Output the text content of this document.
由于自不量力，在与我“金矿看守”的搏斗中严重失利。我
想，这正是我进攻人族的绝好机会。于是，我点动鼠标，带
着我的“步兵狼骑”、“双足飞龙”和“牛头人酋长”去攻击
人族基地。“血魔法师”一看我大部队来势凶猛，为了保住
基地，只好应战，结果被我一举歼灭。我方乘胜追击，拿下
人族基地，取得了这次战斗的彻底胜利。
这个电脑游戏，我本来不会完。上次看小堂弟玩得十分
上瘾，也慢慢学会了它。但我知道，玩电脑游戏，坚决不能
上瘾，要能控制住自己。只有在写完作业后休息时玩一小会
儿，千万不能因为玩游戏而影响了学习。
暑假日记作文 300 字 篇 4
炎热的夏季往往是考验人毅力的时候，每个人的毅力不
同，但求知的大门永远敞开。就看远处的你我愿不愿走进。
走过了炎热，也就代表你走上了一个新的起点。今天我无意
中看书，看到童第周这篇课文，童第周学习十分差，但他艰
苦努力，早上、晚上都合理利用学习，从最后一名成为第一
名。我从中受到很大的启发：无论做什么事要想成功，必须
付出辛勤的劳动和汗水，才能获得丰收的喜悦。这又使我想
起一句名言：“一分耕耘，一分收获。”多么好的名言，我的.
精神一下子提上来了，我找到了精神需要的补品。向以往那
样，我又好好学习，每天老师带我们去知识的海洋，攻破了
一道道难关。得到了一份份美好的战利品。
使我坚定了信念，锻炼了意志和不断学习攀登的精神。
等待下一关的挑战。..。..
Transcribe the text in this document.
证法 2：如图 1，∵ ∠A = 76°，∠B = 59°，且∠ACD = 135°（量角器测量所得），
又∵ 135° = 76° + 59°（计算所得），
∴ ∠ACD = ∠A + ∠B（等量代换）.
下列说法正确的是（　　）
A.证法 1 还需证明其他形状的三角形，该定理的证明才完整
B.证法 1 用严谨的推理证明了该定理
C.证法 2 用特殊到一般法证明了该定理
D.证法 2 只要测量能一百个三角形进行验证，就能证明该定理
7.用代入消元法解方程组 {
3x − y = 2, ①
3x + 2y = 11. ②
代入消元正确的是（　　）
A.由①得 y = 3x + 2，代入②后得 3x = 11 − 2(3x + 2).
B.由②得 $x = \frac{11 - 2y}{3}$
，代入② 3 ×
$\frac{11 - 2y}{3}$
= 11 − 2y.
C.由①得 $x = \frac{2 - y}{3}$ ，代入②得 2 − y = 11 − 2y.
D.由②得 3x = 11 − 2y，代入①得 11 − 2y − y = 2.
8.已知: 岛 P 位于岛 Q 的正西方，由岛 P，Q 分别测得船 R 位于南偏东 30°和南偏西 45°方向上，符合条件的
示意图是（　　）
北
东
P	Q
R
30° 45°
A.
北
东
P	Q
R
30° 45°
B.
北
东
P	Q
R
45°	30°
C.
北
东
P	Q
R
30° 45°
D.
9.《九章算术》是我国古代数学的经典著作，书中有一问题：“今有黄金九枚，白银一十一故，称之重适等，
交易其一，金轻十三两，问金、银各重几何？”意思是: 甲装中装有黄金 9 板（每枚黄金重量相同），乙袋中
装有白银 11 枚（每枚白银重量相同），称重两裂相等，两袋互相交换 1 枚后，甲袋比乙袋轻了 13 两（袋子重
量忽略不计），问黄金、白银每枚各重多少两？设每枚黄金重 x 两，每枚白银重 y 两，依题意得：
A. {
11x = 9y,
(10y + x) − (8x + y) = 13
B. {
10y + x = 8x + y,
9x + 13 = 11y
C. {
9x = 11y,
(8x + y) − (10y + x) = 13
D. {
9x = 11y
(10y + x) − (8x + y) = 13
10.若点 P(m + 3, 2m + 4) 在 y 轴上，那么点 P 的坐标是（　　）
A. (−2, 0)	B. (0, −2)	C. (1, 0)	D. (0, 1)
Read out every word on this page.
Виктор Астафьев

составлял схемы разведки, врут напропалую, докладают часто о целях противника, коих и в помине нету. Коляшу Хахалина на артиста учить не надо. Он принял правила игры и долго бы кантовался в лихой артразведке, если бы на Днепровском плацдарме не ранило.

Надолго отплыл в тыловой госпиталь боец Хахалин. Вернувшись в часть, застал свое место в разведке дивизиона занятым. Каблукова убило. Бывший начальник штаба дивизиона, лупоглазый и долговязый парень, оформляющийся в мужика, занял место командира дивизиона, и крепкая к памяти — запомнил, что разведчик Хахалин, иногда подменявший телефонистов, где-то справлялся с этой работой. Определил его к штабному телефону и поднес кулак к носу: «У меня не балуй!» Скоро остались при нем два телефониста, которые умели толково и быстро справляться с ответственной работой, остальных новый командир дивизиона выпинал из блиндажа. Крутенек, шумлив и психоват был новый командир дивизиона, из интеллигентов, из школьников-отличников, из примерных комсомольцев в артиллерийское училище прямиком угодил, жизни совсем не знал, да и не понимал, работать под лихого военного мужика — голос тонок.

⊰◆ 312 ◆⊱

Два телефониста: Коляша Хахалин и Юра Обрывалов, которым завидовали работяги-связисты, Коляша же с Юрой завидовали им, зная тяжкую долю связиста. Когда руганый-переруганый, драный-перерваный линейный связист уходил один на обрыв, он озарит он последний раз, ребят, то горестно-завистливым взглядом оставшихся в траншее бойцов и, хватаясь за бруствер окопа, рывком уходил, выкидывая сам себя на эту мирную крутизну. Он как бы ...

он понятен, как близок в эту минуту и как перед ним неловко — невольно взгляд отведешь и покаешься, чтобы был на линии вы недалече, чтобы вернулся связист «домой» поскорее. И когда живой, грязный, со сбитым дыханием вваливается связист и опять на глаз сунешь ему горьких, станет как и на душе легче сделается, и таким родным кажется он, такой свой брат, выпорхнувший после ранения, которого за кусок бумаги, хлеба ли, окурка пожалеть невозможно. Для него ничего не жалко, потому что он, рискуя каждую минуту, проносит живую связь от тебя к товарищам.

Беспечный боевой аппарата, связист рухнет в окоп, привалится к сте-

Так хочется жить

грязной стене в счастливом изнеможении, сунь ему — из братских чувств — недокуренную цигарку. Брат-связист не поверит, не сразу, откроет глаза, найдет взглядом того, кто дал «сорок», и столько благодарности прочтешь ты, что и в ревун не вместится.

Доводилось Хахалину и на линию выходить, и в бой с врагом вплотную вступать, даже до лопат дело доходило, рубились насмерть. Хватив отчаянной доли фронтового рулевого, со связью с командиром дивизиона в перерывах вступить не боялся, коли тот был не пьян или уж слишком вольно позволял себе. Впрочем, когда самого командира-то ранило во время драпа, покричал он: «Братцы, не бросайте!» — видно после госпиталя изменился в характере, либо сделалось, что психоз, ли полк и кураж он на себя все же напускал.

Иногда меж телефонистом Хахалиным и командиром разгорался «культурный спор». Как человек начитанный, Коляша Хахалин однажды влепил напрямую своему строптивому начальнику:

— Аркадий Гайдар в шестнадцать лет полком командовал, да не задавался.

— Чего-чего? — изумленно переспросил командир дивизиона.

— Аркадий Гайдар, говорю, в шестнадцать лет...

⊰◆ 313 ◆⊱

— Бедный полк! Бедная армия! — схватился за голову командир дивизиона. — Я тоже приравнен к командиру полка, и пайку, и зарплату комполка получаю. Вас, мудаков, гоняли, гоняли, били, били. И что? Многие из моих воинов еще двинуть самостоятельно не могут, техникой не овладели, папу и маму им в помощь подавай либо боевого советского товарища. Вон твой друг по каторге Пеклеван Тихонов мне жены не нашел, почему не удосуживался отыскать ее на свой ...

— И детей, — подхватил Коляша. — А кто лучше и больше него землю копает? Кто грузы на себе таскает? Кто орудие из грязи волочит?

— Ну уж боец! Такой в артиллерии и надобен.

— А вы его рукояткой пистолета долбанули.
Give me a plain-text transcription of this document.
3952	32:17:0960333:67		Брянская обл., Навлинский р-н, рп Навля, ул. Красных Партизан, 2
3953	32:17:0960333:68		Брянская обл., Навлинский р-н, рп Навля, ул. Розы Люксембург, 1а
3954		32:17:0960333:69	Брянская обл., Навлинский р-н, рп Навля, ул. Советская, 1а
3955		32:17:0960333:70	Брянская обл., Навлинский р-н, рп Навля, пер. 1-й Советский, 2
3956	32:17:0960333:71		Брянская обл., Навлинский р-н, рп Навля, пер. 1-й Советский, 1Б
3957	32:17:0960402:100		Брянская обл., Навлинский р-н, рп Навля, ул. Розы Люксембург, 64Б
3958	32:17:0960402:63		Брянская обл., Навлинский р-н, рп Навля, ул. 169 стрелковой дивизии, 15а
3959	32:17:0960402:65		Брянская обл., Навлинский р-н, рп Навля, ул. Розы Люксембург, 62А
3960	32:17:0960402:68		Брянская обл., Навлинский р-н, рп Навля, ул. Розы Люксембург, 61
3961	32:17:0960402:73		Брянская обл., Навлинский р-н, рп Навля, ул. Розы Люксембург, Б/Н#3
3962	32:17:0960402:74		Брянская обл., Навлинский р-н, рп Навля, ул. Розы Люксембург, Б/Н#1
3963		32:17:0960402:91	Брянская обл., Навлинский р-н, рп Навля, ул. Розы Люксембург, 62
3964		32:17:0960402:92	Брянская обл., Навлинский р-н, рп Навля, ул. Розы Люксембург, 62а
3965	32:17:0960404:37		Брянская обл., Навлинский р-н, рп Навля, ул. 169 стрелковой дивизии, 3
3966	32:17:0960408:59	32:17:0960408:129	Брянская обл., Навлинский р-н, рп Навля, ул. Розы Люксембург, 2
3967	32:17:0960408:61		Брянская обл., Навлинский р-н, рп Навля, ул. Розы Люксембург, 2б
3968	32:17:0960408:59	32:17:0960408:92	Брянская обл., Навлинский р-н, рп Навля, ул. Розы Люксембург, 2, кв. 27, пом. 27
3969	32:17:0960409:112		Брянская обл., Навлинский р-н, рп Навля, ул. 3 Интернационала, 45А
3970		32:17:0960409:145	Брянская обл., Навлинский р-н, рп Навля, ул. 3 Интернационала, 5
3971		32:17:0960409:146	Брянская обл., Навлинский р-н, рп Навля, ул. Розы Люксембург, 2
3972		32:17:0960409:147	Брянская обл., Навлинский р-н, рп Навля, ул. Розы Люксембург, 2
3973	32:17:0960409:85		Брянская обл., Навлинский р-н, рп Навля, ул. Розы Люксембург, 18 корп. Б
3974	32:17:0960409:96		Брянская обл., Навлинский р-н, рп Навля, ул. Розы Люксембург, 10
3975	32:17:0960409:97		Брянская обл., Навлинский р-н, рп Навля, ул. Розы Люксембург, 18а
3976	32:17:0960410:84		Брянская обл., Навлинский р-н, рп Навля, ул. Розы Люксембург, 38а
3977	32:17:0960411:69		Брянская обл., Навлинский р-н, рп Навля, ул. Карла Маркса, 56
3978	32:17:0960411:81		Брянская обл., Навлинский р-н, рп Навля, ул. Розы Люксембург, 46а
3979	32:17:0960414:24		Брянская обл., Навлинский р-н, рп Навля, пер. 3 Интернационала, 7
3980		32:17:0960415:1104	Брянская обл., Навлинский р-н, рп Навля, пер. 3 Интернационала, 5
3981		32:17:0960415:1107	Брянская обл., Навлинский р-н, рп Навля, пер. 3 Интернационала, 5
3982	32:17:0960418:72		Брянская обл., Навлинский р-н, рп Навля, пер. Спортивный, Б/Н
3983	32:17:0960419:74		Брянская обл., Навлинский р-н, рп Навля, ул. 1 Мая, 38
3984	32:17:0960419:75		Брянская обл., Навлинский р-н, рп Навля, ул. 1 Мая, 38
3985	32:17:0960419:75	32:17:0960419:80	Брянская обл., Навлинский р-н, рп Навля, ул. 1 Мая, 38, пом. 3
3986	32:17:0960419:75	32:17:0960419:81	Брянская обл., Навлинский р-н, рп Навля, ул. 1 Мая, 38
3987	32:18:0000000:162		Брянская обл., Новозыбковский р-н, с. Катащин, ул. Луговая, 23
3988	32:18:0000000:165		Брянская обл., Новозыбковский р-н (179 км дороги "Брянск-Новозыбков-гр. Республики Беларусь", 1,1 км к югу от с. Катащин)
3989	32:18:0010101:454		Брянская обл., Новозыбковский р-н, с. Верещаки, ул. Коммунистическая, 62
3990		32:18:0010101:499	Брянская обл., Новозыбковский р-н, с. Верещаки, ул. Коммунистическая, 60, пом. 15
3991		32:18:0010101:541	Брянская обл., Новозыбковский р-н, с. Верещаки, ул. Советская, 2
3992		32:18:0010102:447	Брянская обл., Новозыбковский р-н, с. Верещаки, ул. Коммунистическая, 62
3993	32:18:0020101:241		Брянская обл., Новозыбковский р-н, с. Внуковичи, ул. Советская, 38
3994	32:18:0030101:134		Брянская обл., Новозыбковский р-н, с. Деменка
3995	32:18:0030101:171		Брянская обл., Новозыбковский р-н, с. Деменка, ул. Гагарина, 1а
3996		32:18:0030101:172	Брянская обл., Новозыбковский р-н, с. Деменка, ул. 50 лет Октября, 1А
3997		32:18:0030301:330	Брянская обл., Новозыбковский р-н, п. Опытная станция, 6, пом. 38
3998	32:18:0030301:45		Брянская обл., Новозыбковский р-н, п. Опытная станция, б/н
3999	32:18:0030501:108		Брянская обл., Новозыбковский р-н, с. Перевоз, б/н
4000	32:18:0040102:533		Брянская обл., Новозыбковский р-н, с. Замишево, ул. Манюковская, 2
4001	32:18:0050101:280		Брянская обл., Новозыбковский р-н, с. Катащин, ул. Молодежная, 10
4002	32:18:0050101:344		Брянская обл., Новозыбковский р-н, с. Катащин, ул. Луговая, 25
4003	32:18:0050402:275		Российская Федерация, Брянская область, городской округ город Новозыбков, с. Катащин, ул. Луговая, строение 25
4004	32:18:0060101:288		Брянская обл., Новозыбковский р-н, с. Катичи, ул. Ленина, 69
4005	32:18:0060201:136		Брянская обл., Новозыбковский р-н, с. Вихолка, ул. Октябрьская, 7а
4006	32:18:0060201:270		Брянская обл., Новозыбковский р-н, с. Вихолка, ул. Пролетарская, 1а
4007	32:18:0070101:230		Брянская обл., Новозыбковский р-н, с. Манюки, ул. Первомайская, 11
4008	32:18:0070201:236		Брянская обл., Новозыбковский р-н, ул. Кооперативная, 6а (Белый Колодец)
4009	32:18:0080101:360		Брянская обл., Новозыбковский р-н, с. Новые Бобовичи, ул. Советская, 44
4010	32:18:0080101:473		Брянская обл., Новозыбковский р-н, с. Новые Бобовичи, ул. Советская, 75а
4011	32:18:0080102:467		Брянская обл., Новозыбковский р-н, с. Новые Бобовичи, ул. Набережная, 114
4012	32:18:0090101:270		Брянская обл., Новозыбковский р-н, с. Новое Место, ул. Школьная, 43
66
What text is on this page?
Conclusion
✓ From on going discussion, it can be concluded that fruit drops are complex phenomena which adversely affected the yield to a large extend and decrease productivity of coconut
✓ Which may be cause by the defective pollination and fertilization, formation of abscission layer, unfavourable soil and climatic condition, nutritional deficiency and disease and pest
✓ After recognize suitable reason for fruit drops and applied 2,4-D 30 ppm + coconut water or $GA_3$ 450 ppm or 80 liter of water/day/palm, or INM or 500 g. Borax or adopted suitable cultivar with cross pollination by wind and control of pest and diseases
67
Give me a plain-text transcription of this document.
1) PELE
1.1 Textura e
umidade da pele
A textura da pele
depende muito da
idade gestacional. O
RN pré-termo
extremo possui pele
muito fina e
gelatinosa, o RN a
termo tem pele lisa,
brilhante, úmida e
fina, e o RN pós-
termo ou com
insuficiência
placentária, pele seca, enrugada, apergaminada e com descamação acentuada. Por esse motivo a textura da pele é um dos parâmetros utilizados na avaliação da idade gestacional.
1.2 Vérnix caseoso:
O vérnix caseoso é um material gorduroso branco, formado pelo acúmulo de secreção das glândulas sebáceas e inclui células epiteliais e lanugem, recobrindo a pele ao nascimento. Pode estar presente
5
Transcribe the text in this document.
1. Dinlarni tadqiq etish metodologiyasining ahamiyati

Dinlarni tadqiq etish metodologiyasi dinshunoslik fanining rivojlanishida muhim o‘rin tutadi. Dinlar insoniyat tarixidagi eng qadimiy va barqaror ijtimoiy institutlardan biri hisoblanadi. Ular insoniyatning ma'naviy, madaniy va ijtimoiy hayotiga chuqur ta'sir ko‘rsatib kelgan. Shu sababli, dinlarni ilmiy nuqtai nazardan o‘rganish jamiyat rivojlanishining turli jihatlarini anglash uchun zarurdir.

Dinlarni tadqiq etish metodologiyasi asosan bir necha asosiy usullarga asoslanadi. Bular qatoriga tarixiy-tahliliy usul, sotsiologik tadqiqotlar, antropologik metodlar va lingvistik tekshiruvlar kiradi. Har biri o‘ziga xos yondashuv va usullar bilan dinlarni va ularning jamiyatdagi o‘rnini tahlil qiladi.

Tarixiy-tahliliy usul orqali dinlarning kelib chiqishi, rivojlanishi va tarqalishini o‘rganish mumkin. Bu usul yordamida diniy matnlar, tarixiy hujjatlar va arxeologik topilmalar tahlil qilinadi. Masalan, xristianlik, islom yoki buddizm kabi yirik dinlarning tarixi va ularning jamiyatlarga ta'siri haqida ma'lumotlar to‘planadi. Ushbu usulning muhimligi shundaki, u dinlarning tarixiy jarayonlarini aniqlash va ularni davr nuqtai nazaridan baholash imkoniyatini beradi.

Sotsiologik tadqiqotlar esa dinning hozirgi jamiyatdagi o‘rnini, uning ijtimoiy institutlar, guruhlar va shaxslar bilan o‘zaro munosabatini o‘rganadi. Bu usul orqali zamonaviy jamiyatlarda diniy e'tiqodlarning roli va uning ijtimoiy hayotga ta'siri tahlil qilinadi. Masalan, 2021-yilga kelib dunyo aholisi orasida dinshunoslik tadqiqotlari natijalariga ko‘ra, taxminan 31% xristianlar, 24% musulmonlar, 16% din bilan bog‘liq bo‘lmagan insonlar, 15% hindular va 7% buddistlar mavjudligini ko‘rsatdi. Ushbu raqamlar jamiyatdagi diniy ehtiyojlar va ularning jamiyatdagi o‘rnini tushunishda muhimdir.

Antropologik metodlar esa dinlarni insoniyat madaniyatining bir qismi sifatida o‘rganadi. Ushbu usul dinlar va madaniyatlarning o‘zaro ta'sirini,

* Exercise prompt *
Select every line of the material above holding the word "pollination" and copy it.

* Problem solution *
✓ Which may be cause by the defective pollination and fertilization, formation of abscission layer, unfavourable soil and climatic condition, nutritional deficiency and disease and pest
✓ After recognize suitable reason for fruit drops and applied 2,4-D 30 ppm + coconut water or $GA_3$ 450 ppm or 80 liter of water/day/palm, or INM or 500 g. Borax or adopted suitable cultivar with cross pollination by wind and control of pest and diseases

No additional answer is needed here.